- **What is required**:
Scan the material for the word "membrane", and copy each line where it shows up.

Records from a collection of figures
---

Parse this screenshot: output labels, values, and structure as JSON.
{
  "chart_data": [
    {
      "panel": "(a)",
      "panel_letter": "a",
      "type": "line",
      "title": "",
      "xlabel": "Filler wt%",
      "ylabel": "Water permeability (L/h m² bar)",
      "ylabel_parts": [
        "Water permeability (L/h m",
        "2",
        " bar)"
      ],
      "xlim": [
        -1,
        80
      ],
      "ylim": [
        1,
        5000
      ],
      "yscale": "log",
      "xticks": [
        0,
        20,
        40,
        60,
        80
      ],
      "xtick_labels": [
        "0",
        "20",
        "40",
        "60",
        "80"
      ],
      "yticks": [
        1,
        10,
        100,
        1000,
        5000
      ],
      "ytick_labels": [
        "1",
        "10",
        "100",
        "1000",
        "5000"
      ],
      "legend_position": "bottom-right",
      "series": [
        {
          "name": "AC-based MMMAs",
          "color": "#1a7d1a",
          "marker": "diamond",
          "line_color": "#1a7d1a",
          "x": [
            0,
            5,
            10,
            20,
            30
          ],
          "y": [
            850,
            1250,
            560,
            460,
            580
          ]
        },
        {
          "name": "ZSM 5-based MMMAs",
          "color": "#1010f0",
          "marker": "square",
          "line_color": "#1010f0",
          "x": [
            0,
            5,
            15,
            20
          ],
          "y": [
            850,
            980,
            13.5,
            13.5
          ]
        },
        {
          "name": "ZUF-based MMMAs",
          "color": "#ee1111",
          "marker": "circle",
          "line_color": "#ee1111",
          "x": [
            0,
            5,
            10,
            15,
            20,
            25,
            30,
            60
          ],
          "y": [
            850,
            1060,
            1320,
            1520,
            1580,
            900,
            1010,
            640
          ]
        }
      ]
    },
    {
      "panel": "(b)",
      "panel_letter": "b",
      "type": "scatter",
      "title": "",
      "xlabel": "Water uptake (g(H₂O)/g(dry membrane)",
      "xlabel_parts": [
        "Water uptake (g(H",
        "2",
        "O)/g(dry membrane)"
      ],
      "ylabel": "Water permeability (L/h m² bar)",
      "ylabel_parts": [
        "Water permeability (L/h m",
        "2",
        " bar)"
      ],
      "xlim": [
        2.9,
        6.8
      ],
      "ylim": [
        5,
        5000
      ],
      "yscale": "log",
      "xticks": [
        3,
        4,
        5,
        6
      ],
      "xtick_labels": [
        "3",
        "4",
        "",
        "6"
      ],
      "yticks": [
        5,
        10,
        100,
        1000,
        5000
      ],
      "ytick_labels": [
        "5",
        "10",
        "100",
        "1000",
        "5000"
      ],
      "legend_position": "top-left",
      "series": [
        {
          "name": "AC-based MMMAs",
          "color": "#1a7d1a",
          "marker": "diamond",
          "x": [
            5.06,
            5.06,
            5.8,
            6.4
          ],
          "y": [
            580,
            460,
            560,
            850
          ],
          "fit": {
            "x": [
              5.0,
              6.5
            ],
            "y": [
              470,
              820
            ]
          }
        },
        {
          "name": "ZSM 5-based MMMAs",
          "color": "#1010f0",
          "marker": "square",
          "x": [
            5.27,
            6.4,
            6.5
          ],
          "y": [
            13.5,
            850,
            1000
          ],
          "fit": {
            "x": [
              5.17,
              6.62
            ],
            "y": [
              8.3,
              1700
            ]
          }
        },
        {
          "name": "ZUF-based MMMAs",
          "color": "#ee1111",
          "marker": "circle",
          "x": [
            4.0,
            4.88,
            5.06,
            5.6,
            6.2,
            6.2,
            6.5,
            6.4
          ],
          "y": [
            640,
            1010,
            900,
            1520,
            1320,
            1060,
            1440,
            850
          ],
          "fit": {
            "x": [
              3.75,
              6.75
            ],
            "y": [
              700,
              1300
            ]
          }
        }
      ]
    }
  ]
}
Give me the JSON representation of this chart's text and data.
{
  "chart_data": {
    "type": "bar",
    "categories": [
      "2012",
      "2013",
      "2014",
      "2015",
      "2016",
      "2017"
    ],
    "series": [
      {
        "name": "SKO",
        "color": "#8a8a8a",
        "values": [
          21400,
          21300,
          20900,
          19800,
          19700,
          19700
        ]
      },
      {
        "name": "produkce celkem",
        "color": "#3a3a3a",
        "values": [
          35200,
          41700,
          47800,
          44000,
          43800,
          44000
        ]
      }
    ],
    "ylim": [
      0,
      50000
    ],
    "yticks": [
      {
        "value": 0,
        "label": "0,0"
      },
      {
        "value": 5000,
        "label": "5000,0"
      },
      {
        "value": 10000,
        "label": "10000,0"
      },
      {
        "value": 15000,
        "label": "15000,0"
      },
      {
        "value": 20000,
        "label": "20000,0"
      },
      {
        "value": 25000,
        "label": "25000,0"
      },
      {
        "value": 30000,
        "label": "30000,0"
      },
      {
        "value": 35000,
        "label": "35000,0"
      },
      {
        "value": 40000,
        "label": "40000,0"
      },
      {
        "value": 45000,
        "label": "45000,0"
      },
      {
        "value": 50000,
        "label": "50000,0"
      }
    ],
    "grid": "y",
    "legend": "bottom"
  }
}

---

- **The completed task**:
      "xlabel": "Water uptake (g(H₂O)/g(dry membrane)",
        "O)/g(dry membrane)"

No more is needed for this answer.